Rows from a dataset:
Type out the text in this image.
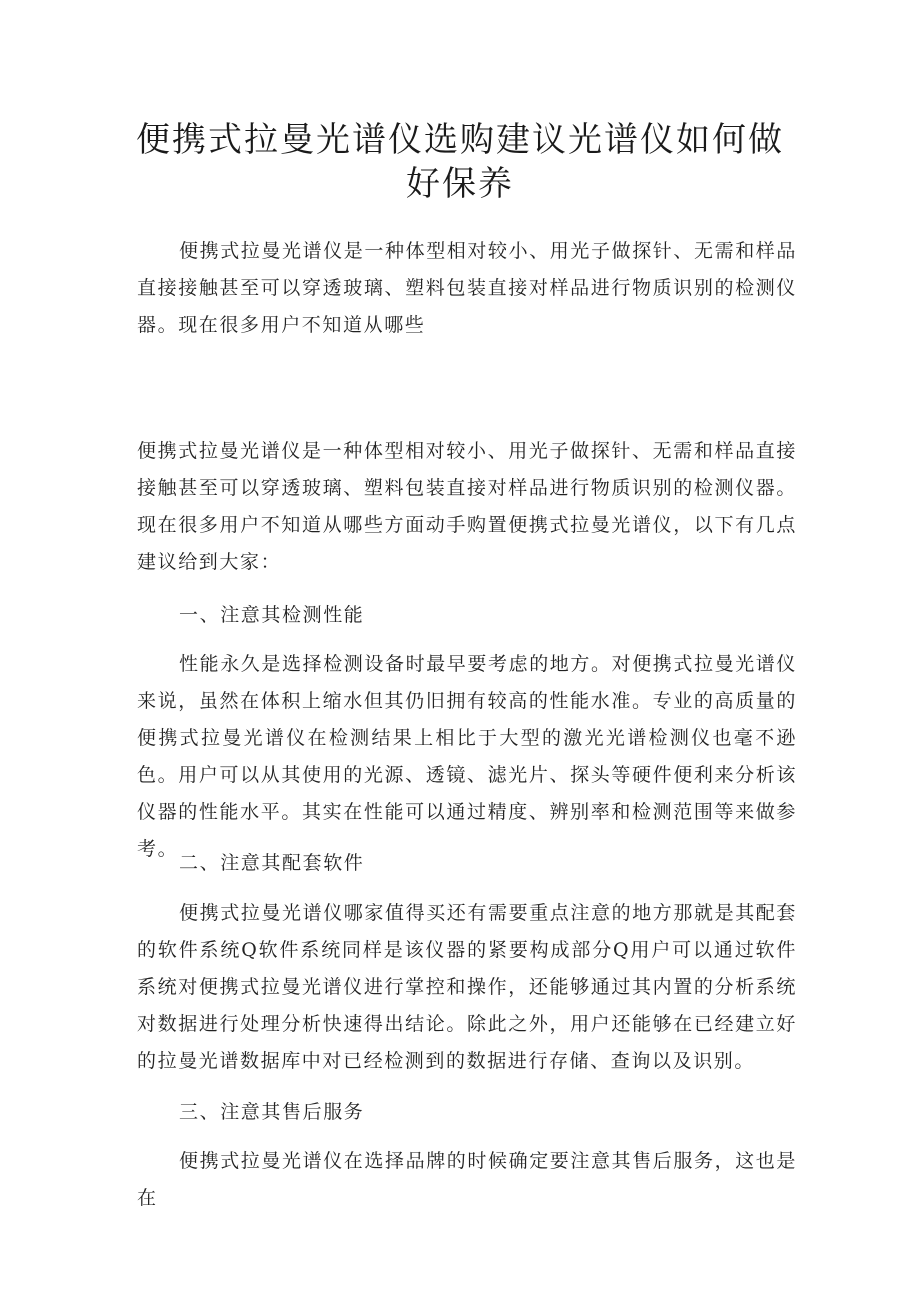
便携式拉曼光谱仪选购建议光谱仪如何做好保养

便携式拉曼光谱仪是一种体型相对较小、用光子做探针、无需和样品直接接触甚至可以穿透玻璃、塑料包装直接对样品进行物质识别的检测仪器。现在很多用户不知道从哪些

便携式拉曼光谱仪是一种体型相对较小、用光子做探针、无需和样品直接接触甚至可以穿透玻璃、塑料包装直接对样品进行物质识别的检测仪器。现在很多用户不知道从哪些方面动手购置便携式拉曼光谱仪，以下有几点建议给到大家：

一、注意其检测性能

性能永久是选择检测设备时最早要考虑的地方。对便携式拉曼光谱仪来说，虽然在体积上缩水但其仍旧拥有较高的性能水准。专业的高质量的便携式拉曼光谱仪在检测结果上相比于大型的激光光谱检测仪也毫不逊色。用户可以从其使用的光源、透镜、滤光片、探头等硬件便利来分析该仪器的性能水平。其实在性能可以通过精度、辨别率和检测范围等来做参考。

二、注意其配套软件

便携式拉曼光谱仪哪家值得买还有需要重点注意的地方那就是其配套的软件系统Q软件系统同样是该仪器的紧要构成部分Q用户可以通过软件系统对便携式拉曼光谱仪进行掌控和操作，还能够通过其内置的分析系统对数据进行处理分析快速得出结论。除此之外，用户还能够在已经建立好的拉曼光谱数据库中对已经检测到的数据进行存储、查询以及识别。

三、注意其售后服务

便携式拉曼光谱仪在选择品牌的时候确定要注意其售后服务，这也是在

GOAL => All of the material above needs to be restated exactly, with no pictures.

SOLUTION =>
Type out the text in this image.
便携式拉曼光谱仪选购建议光谱仪如何做好保养

便携式拉曼光谱仪是一种体型相对较小、用光子做探针、无需和样品直接接触甚至可以穿透玻璃、塑料包装直接对样品进行物质识别的检测仪器。现在很多用户不知道从哪些

便携式拉曼光谱仪是一种体型相对较小、用光子做探针、无需和样品直接接触甚至可以穿透玻璃、塑料包装直接对样品进行物质识别的检测仪器。现在很多用户不知道从哪些方面动手购置便携式拉曼光谱仪，以下有几点建议给到大家：

一、注意其检测性能

性能永久是选择检测设备时最早要考虑的地方。对便携式拉曼光谱仪来说，虽然在体积上缩水但其仍旧拥有较高的性能水准。专业的高质量的便携式拉曼光谱仪在检测结果上相比于大型的激光光谱检测仪也毫不逊色。用户可以从其使用的光源、透镜、滤光片、探头等硬件便利来分析该仪器的性能水平。其实在性能可以通过精度、辨别率和检测范围等来做参考。

二、注意其配套软件

便携式拉曼光谱仪哪家值得买还有需要重点注意的地方那就是其配套的软件系统Q软件系统同样是该仪器的紧要构成部分Q用户可以通过软件系统对便携式拉曼光谱仪进行掌控和操作，还能够通过其内置的分析系统对数据进行处理分析快速得出结论。除此之外，用户还能够在已经建立好的拉曼光谱数据库中对已经检测到的数据进行存储、查询以及识别。

三、注意其售后服务

便携式拉曼光谱仪在选择品牌的时候确定要注意其售后服务，这也是在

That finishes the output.